[The input]
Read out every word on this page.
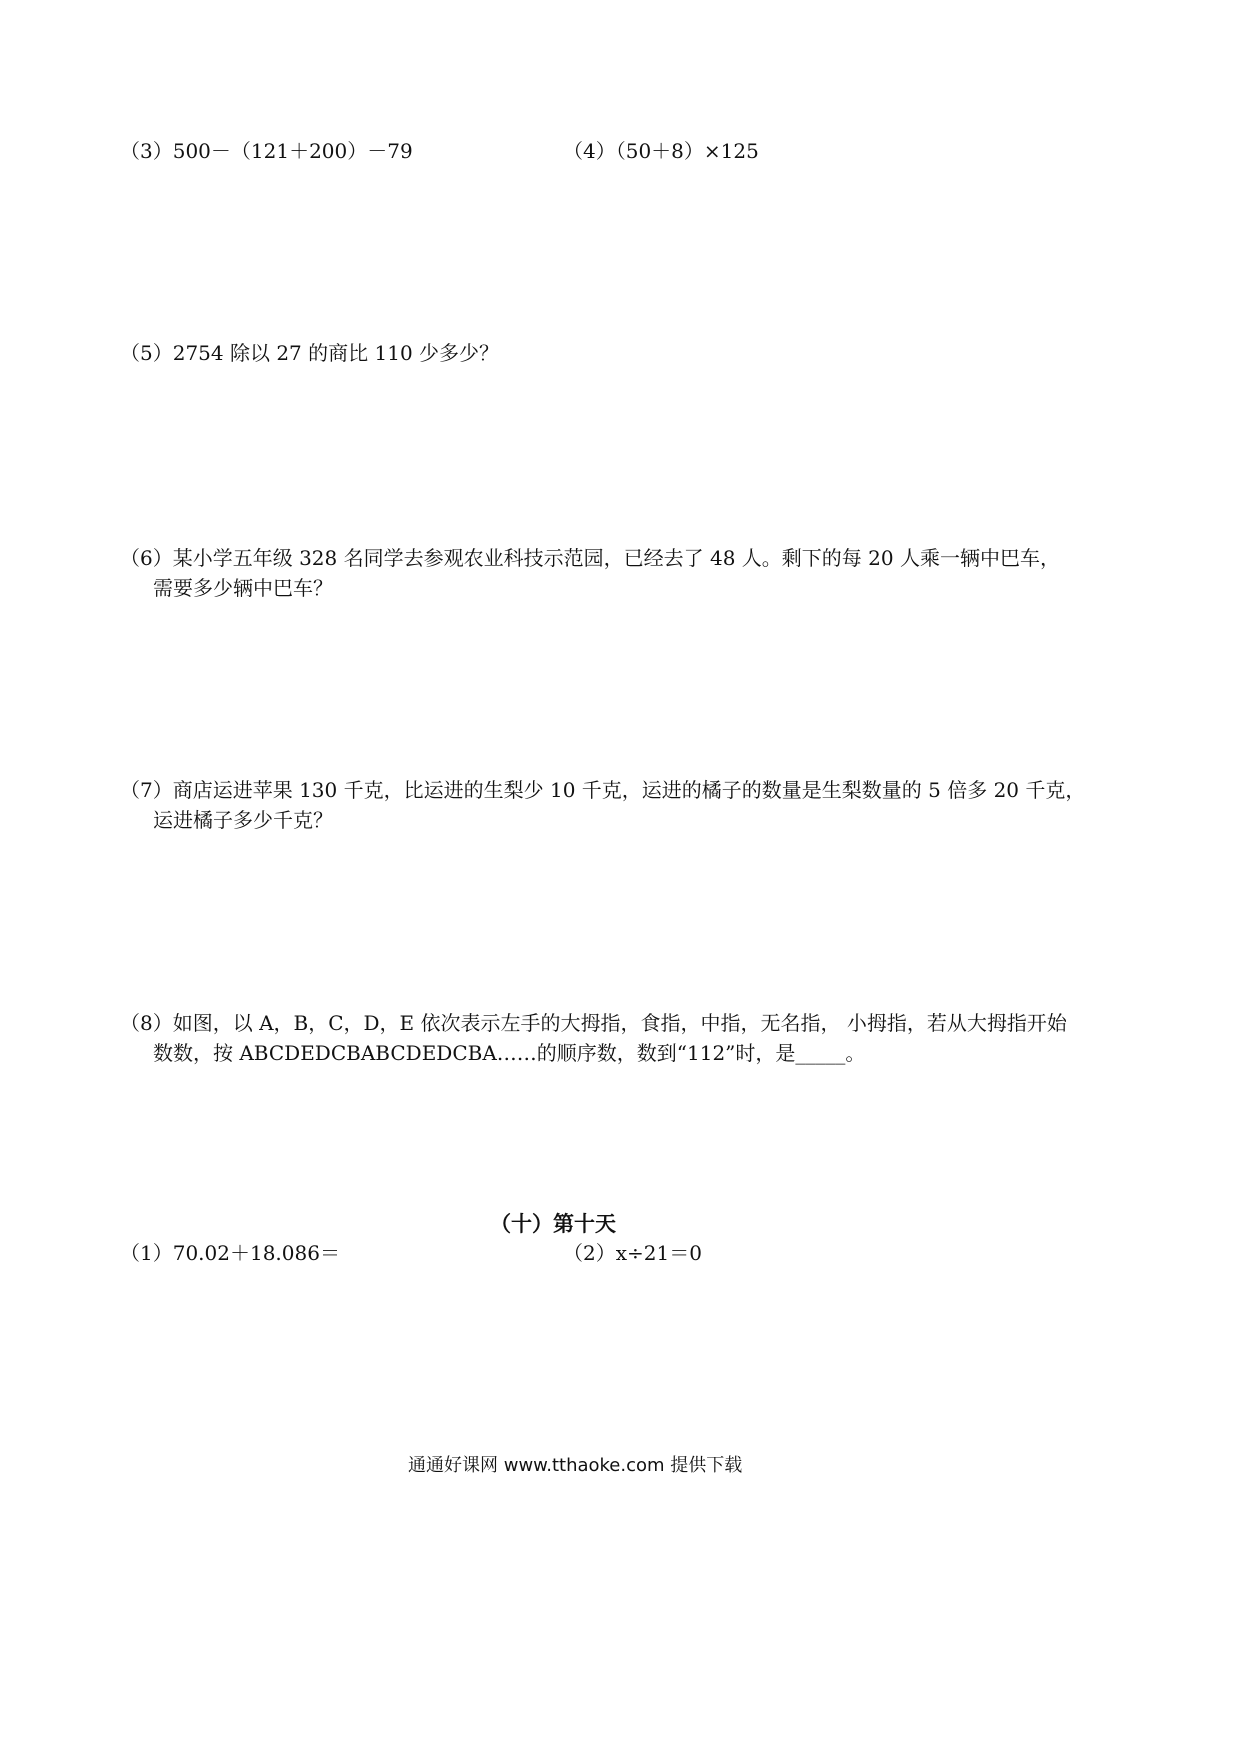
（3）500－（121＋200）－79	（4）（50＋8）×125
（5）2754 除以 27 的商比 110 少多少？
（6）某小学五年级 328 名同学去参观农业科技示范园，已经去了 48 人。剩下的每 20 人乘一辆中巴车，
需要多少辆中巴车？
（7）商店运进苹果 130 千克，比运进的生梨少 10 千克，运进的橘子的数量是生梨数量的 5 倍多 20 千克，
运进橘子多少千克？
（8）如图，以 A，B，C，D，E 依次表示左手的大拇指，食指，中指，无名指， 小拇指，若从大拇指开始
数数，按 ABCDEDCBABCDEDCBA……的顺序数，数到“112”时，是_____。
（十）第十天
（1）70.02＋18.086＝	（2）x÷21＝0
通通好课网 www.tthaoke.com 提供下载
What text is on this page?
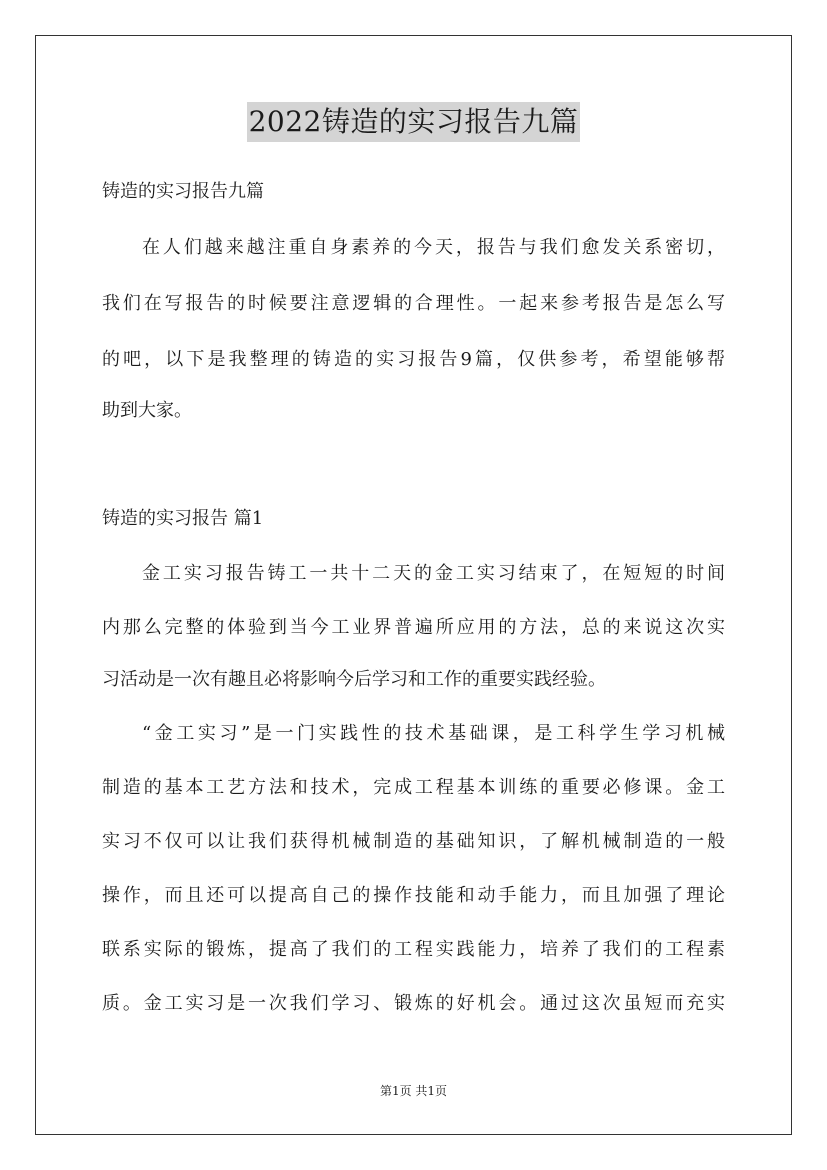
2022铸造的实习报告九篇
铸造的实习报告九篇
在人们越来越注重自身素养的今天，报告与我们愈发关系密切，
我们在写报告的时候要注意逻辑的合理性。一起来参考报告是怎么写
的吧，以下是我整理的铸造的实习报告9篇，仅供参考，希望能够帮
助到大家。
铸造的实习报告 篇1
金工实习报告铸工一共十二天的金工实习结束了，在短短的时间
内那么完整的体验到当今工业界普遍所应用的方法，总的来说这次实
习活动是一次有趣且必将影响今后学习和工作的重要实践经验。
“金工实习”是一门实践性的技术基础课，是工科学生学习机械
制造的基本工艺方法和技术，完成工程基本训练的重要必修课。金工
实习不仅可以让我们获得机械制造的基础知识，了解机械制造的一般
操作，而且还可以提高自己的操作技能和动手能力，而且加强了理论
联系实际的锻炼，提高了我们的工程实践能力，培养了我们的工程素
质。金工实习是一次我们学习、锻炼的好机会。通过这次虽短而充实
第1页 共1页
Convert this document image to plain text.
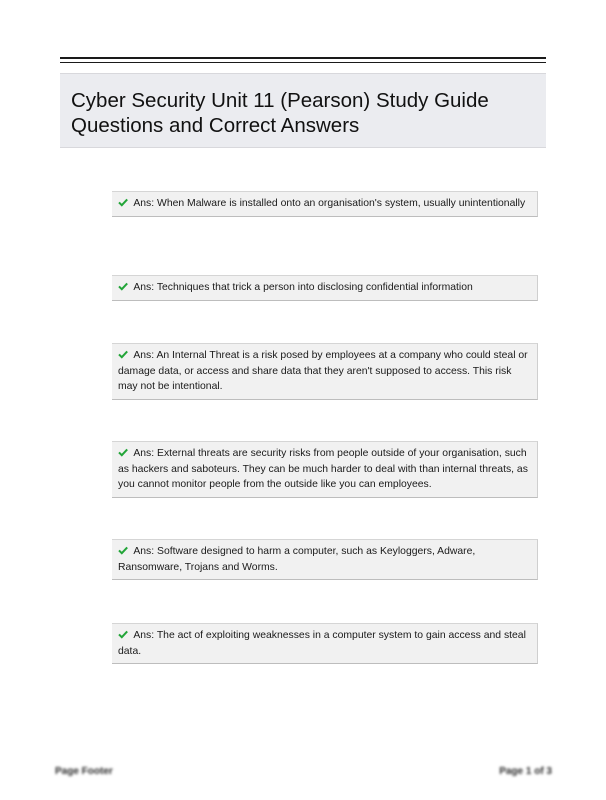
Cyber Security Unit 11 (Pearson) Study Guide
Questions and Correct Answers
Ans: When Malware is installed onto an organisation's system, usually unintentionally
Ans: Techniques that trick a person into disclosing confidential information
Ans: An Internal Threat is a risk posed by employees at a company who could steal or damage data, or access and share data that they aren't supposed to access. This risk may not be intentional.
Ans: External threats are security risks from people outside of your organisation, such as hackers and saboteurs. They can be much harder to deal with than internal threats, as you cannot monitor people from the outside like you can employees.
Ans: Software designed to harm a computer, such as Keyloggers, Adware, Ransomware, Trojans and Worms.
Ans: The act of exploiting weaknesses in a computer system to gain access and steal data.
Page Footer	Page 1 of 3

[Do this]
Repeat the lines of the records verbatim, starting at the line containing "What text is on this page?" and stopping after the final line. Images stay out.

[Full response]
What text is on this page?
2022铸造的实习报告九篇
铸造的实习报告九篇
在人们越来越注重自身素养的今天，报告与我们愈发关系密切，
我们在写报告的时候要注意逻辑的合理性。一起来参考报告是怎么写
的吧，以下是我整理的铸造的实习报告9篇，仅供参考，希望能够帮
助到大家。
铸造的实习报告 篇1
金工实习报告铸工一共十二天的金工实习结束了，在短短的时间
内那么完整的体验到当今工业界普遍所应用的方法，总的来说这次实
习活动是一次有趣且必将影响今后学习和工作的重要实践经验。
“金工实习”是一门实践性的技术基础课，是工科学生学习机械
制造的基本工艺方法和技术，完成工程基本训练的重要必修课。金工
实习不仅可以让我们获得机械制造的基础知识，了解机械制造的一般
操作，而且还可以提高自己的操作技能和动手能力，而且加强了理论
联系实际的锻炼，提高了我们的工程实践能力，培养了我们的工程素
质。金工实习是一次我们学习、锻炼的好机会。通过这次虽短而充实
第1页 共1页
Convert this document image to plain text.
Cyber Security Unit 11 (Pearson) Study Guide
Questions and Correct Answers
Ans: When Malware is installed onto an organisation's system, usually unintentionally
Ans: Techniques that trick a person into disclosing confidential information
Ans: An Internal Threat is a risk posed by employees at a company who could steal or damage data, or access and share data that they aren't supposed to access. This risk may not be intentional.
Ans: External threats are security risks from people outside of your organisation, such as hackers and saboteurs. They can be much harder to deal with than internal threats, as you cannot monitor people from the outside like you can employees.
Ans: Software designed to harm a computer, such as Keyloggers, Adware, Ransomware, Trojans and Worms.
Ans: The act of exploiting weaknesses in a computer system to gain access and steal data.
Page Footer	Page 1 of 3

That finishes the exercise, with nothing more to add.